• Source excerpt
Begin

This paper aims to investigate whether a powerful chief executive officer (CEO) impacts corporate risk taking in the distinctive institutional and market setting of China? Second, in case such relationship exists, the paper further aims to investigate whether the presence of large shareholders affects it, and finally, whether this effect of large shareholders varies in state-owned enterprises (SOEs) and non-state-owned enterprises (NSOEs).
The authors have used a sample of 1,502 Chinese firms listed on Shanghai and Shenzhen stock exchanges. Sample period is 2008-2013. Besides conventional fixed-effect regression, dynamic panel data estimation (generalized method of moments) is applied to address the potential endogeneity.
The results show that CEO power is negatively related with corporate risk taking in two risk proxies, i.e. total risk and idiosyncratic risk. Second, the presence of large shareholders significantly affects this relationship, but does not change the primary negative relationship between CEO power and corporate risk taking. Finally, the results show that the relationship between CEO power and corporate risk taking is different in SOEs and NSOEs. The findings of this paper contend the organizational and behavioral theory viewpoint that individual decisions are more extreme.

End

• Tasks to carry out
a – In the abstract on CEO power and corporate risk taking in China, what sample period does the study cover?
b – Continue the abstract on CEO power and corporate risk taking in China, starting after its final sentence.

• Material shown
Begin

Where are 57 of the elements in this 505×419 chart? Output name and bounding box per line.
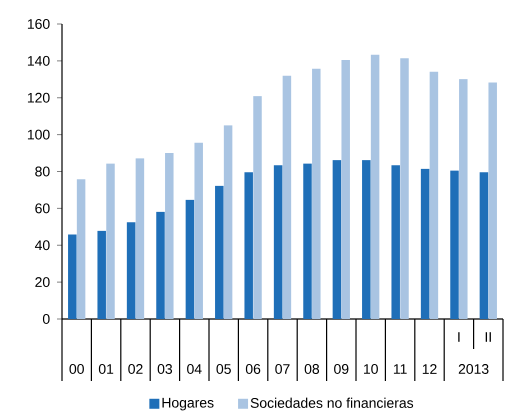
y-tick-label: 120	[28, 92, 50, 103]
y-tick-label: 100	[28, 130, 50, 140]
bar	[480, 172, 488, 319]
x-tick-label: 07	[275, 364, 290, 374]
y-tick-label: 140	[28, 56, 50, 66]
legend-label: Sociedades no financieras	[250, 398, 414, 408]
bar	[244, 172, 253, 319]
bar	[488, 82, 497, 319]
bar	[312, 68, 321, 319]
bar	[186, 200, 194, 319]
x-tick-label: 10	[364, 364, 378, 374]
x-tick-label: I	[458, 332, 460, 342]
bar	[76, 179, 86, 319]
x-tick-label: 08	[304, 364, 320, 374]
bar	[459, 79, 468, 319]
bar	[370, 54, 380, 319]
bar	[420, 168, 430, 319]
bar	[215, 186, 224, 319]
x-tick-label: 01	[98, 364, 114, 374]
bar	[224, 125, 232, 319]
y-tick-label: 0	[42, 314, 50, 324]
bar	[400, 58, 409, 319]
x-tick-label: 02	[128, 364, 143, 374]
x-tick-label: 09	[334, 364, 348, 374]
bar	[274, 165, 282, 319]
bar	[332, 160, 342, 319]
y-tick-label: 160	[28, 19, 50, 29]
bar	[68, 234, 77, 319]
y-tick-label: 60	[35, 203, 50, 214]
x-tick-label: 12	[422, 364, 437, 374]
bar	[156, 212, 165, 319]
x-tick-label: 04	[187, 364, 202, 374]
bar	[194, 142, 203, 319]
bar	[430, 72, 438, 319]
bar	[97, 230, 106, 319]
x-tick-label: 06	[246, 364, 260, 374]
bar	[165, 153, 174, 319]
x-tick-label: 05	[216, 364, 231, 374]
x-tick-label: II	[486, 332, 491, 342]
x-tick-label: 03	[158, 364, 172, 374]
x-tick-label: 00	[69, 364, 84, 374]
y-tick-label: 80	[35, 166, 50, 176]
legend-label: Hogares	[162, 398, 214, 410]
text: 2013	[458, 364, 488, 374]
bar	[391, 165, 400, 319]
y-tick-label: 20	[35, 277, 50, 288]
bar	[341, 60, 350, 319]
bar	[450, 170, 459, 319]
x-tick-label: 11	[394, 364, 407, 374]
bar	[362, 160, 371, 319]
bar	[303, 164, 312, 319]
bar	[282, 76, 292, 319]
bar	[136, 158, 144, 319]
bar	[106, 164, 115, 319]
y-tick-label: 40	[34, 240, 50, 250]
bar	[126, 222, 136, 319]
bar	[253, 96, 262, 319]
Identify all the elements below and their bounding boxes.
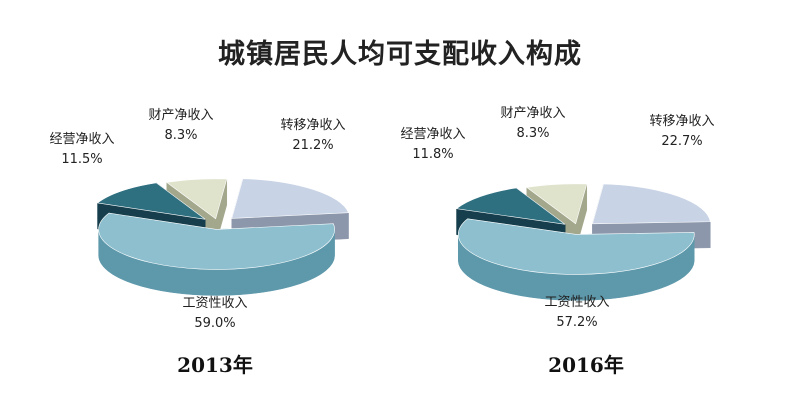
pie-slice-top xyxy=(96,182,206,220)
slice-label-name: 经营净收入 xyxy=(49,132,114,147)
pie-chart-1: 转移净收入 22.7% 工资性收入 57.2% 经营净收入 11.8% 财产净收入 8.3% 2… xyxy=(400,106,714,377)
slice-label-value: 22.7% xyxy=(661,134,702,149)
pie-slice xyxy=(457,218,695,301)
pie-slice-top xyxy=(592,183,711,225)
slice-label-name: 财产净收入 xyxy=(500,106,565,121)
slice-label-name: 工资性收入 xyxy=(182,296,247,311)
slice-label-value: 57.2% xyxy=(556,315,597,330)
pie-slice-top xyxy=(526,183,588,225)
slice-label-name: 财产净收入 xyxy=(148,108,213,123)
slice-label-value: 8.3% xyxy=(164,128,197,143)
year-label: 2013年 xyxy=(177,353,253,377)
year-label: 2016年 xyxy=(548,353,624,377)
pie-chart-0: 转移净收入 21.2% 工资性收入 59.0% 经营净收入 11.5% 财产净收入 8.3% 2… xyxy=(49,108,349,377)
slice-label-name: 转移净收入 xyxy=(649,114,714,129)
slice-label-value: 11.8% xyxy=(412,147,453,162)
slice-label-name: 转移净收入 xyxy=(280,118,345,133)
pie-slice-top xyxy=(457,218,695,275)
pie-slice-top xyxy=(231,178,349,219)
slice-label-name: 经营净收入 xyxy=(400,127,465,142)
pie-slice xyxy=(98,212,335,296)
slice-label-value: 59.0% xyxy=(194,316,235,331)
pie-slice-top xyxy=(98,212,335,270)
chart-title: 城镇居民人均可支配收入构成 xyxy=(218,39,582,70)
pie-slice-top xyxy=(455,187,566,225)
slice-label-name: 工资性收入 xyxy=(544,295,609,310)
pie-slice-top xyxy=(166,178,228,220)
slice-label-value: 21.2% xyxy=(292,138,333,153)
slice-label-value: 11.5% xyxy=(61,152,102,167)
slice-label-value: 8.3% xyxy=(516,126,549,141)
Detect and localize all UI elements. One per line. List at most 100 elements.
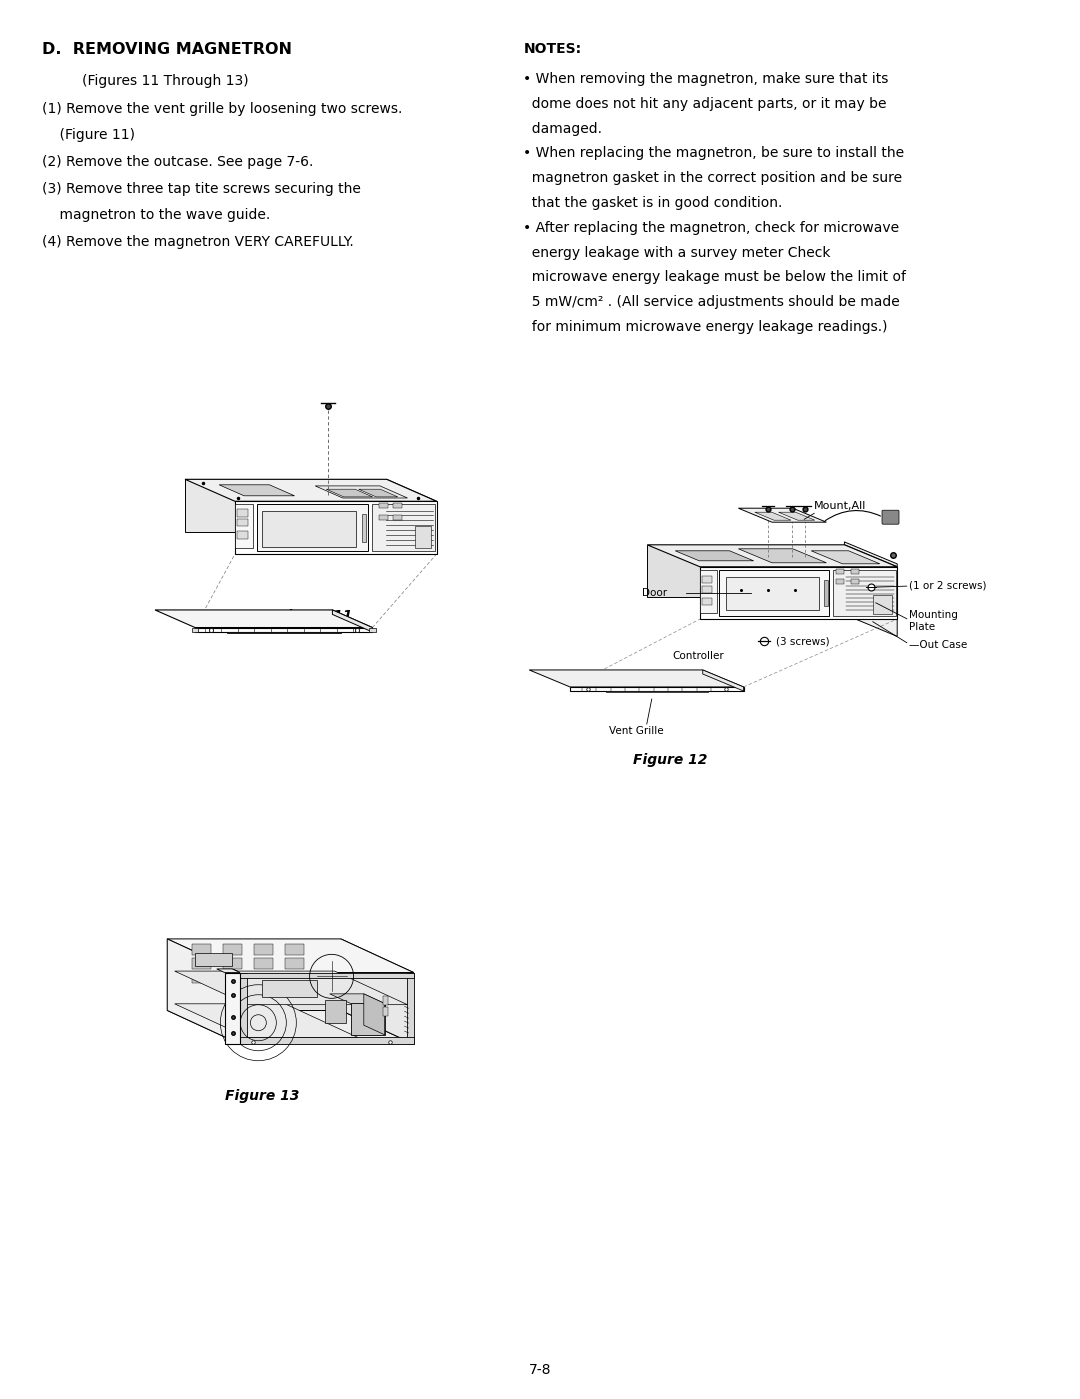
Text: NOTES:: NOTES: <box>524 42 581 56</box>
Text: • When replacing the magnetron, be sure to install the: • When replacing the magnetron, be sure … <box>524 147 905 161</box>
Polygon shape <box>333 610 373 632</box>
Polygon shape <box>192 958 211 970</box>
Polygon shape <box>675 551 754 561</box>
Polygon shape <box>382 996 388 1004</box>
Text: magnetron to the wave guide.: magnetron to the wave guide. <box>42 208 270 222</box>
Polygon shape <box>285 972 303 983</box>
Polygon shape <box>647 544 845 597</box>
Polygon shape <box>167 1010 414 1044</box>
Polygon shape <box>393 515 402 520</box>
Text: Vent Grille: Vent Grille <box>609 726 664 736</box>
Polygon shape <box>351 1003 384 1035</box>
Polygon shape <box>192 628 198 632</box>
Polygon shape <box>393 502 402 508</box>
Polygon shape <box>341 939 414 1044</box>
Text: • After replacing the magnetron, check for microwave: • After replacing the magnetron, check f… <box>524 221 900 235</box>
Polygon shape <box>262 511 356 547</box>
Text: Figure 12: Figure 12 <box>633 753 707 767</box>
Polygon shape <box>570 687 743 691</box>
Polygon shape <box>222 944 242 956</box>
Text: damaged.: damaged. <box>524 122 603 136</box>
Text: that the gasket is in good condition.: that the gasket is in good condition. <box>524 196 783 210</box>
Text: (Figure 11): (Figure 11) <box>42 129 135 143</box>
Text: (3 screws): (3 screws) <box>775 637 829 646</box>
Polygon shape <box>719 569 829 616</box>
Text: (4) Remove the magnetron VERY CAREFULLY.: (4) Remove the magnetron VERY CAREFULLY. <box>42 235 354 249</box>
Polygon shape <box>254 944 272 956</box>
Text: Mount,All: Mount,All <box>814 501 866 511</box>
Polygon shape <box>185 480 387 532</box>
Text: (3) Remove three tap tite screws securing the: (3) Remove three tap tite screws securin… <box>42 182 361 196</box>
Polygon shape <box>227 632 340 634</box>
Polygon shape <box>240 1038 414 1044</box>
Polygon shape <box>407 972 414 1044</box>
Polygon shape <box>703 670 743 691</box>
Polygon shape <box>185 480 436 501</box>
Polygon shape <box>235 505 253 548</box>
Polygon shape <box>379 502 388 508</box>
FancyBboxPatch shape <box>882 511 899 525</box>
Polygon shape <box>192 972 211 983</box>
Polygon shape <box>387 480 436 554</box>
Polygon shape <box>217 970 240 972</box>
Polygon shape <box>845 541 897 637</box>
Text: • When removing the magnetron, make sure that its: • When removing the magnetron, make sure… <box>524 71 889 85</box>
Polygon shape <box>285 958 303 970</box>
Polygon shape <box>240 972 414 978</box>
Polygon shape <box>379 515 388 520</box>
Polygon shape <box>700 567 897 618</box>
Text: energy leakage with a survey meter Check: energy leakage with a survey meter Check <box>524 246 831 260</box>
Text: for minimum microwave energy leakage readings.): for minimum microwave energy leakage rea… <box>524 320 888 334</box>
Polygon shape <box>167 939 414 972</box>
Text: Figure 13: Figure 13 <box>225 1088 299 1102</box>
Polygon shape <box>285 944 303 956</box>
Polygon shape <box>529 670 743 687</box>
Polygon shape <box>833 569 895 616</box>
Text: Door: Door <box>643 588 667 597</box>
Polygon shape <box>702 576 712 583</box>
Text: (1 or 2 screws): (1 or 2 screws) <box>908 581 986 590</box>
Polygon shape <box>372 505 435 551</box>
Polygon shape <box>702 597 712 604</box>
Polygon shape <box>702 586 712 593</box>
Polygon shape <box>219 485 295 495</box>
Polygon shape <box>363 513 366 541</box>
Text: (2) Remove the outcase. See page 7-6.: (2) Remove the outcase. See page 7-6. <box>42 155 313 169</box>
Polygon shape <box>824 579 828 606</box>
Polygon shape <box>415 526 431 548</box>
Polygon shape <box>647 544 897 567</box>
Polygon shape <box>238 509 248 516</box>
Polygon shape <box>755 512 791 520</box>
Polygon shape <box>195 953 232 967</box>
Text: magnetron gasket in the correct position and be sure: magnetron gasket in the correct position… <box>524 171 903 185</box>
Text: 5 mW/cm² . (All service adjustments should be made: 5 mW/cm² . (All service adjustments shou… <box>524 295 900 309</box>
Polygon shape <box>382 1007 388 1016</box>
Text: Figure 11: Figure 11 <box>279 609 353 623</box>
Text: (Figures 11 Through 13): (Figures 11 Through 13) <box>82 74 248 88</box>
Polygon shape <box>238 519 248 526</box>
Polygon shape <box>240 972 247 1044</box>
Text: 7-8: 7-8 <box>529 1363 551 1377</box>
Polygon shape <box>700 569 717 613</box>
Polygon shape <box>315 485 407 498</box>
Polygon shape <box>195 628 373 632</box>
Polygon shape <box>851 579 859 585</box>
Polygon shape <box>257 505 368 551</box>
Polygon shape <box>192 944 211 956</box>
Text: (1) Remove the vent grille by loosening two screws.: (1) Remove the vent grille by loosening … <box>42 102 403 116</box>
Text: —Out Case: —Out Case <box>908 639 967 649</box>
Polygon shape <box>225 972 240 1044</box>
Polygon shape <box>254 972 272 983</box>
Polygon shape <box>222 972 242 983</box>
Polygon shape <box>175 1004 357 1038</box>
Polygon shape <box>364 993 384 1035</box>
Polygon shape <box>739 548 826 562</box>
Text: D.  REMOVING MAGNETRON: D. REMOVING MAGNETRON <box>42 42 292 57</box>
Text: Controller: Controller <box>673 651 724 662</box>
Polygon shape <box>726 578 819 610</box>
Polygon shape <box>369 628 376 632</box>
Polygon shape <box>329 993 384 1003</box>
Text: dome does not hit any adjacent parts, or it may be: dome does not hit any adjacent parts, or… <box>524 97 887 111</box>
Polygon shape <box>811 551 880 564</box>
Polygon shape <box>324 1000 347 1023</box>
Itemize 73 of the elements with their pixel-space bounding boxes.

End

• Answers per task
a – 2008-2013

b –
This study provides useful implication for policymakers and suggests that while evaluating CEO’s performance, institutional and market settings should be considered.
This study provides new insights on the impact of CEO power on corporate risk taking under the two distinctive features in a developing country, i.e. presence of large shareholders and state-owned enterprises.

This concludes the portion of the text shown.